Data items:
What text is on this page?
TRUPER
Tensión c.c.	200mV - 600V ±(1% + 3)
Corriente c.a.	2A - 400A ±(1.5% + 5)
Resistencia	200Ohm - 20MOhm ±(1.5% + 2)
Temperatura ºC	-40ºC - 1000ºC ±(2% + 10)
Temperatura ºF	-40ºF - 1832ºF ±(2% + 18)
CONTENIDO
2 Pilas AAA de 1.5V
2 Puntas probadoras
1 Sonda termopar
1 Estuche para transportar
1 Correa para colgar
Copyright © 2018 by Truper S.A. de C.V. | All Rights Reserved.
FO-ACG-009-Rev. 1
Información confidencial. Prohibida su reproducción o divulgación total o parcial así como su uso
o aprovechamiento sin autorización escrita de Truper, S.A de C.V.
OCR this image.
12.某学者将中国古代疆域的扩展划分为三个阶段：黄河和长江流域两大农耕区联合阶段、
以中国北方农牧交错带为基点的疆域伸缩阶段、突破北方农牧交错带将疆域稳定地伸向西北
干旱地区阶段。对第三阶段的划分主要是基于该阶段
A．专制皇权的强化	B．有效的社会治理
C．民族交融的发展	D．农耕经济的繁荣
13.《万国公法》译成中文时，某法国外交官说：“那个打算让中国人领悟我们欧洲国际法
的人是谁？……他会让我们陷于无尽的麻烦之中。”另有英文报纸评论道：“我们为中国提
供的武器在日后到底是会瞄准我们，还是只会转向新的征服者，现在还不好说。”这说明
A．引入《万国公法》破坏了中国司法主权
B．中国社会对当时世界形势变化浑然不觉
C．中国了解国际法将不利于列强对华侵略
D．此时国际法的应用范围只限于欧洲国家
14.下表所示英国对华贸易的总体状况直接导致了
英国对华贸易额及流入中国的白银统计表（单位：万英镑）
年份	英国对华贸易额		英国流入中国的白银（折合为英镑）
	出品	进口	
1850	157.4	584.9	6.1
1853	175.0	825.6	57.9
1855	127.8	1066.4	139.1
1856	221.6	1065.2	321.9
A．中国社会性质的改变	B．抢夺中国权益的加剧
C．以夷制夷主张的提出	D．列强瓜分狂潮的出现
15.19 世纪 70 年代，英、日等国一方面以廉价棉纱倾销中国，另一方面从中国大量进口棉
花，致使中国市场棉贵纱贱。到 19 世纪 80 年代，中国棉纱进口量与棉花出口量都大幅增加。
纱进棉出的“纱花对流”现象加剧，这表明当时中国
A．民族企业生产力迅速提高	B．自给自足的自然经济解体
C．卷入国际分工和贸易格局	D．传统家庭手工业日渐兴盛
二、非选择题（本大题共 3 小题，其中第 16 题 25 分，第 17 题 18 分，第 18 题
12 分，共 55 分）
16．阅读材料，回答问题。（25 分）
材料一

▸ EXERCISE DIRECTIONS: Exact repetition is required for the lines from the one that contains "OCR this image." through the final line; leave out everything else.

▸ SOLUTION FOR THIS PROBLEM:
OCR this image.
12.某学者将中国古代疆域的扩展划分为三个阶段：黄河和长江流域两大农耕区联合阶段、
以中国北方农牧交错带为基点的疆域伸缩阶段、突破北方农牧交错带将疆域稳定地伸向西北
干旱地区阶段。对第三阶段的划分主要是基于该阶段
A．专制皇权的强化	B．有效的社会治理
C．民族交融的发展	D．农耕经济的繁荣
13.《万国公法》译成中文时，某法国外交官说：“那个打算让中国人领悟我们欧洲国际法
的人是谁？……他会让我们陷于无尽的麻烦之中。”另有英文报纸评论道：“我们为中国提
供的武器在日后到底是会瞄准我们，还是只会转向新的征服者，现在还不好说。”这说明
A．引入《万国公法》破坏了中国司法主权
B．中国社会对当时世界形势变化浑然不觉
C．中国了解国际法将不利于列强对华侵略
D．此时国际法的应用范围只限于欧洲国家
14.下表所示英国对华贸易的总体状况直接导致了
英国对华贸易额及流入中国的白银统计表（单位：万英镑）
年份	英国对华贸易额		英国流入中国的白银（折合为英镑）
	出品	进口	
1850	157.4	584.9	6.1
1853	175.0	825.6	57.9
1855	127.8	1066.4	139.1
1856	221.6	1065.2	321.9
A．中国社会性质的改变	B．抢夺中国权益的加剧
C．以夷制夷主张的提出	D．列强瓜分狂潮的出现
15.19 世纪 70 年代，英、日等国一方面以廉价棉纱倾销中国，另一方面从中国大量进口棉
花，致使中国市场棉贵纱贱。到 19 世纪 80 年代，中国棉纱进口量与棉花出口量都大幅增加。
纱进棉出的“纱花对流”现象加剧，这表明当时中国
A．民族企业生产力迅速提高	B．自给自足的自然经济解体
C．卷入国际分工和贸易格局	D．传统家庭手工业日渐兴盛
二、非选择题（本大题共 3 小题，其中第 16 题 25 分，第 17 题 18 分，第 18 题
12 分，共 55 分）
16．阅读材料，回答问题。（25 分）
材料一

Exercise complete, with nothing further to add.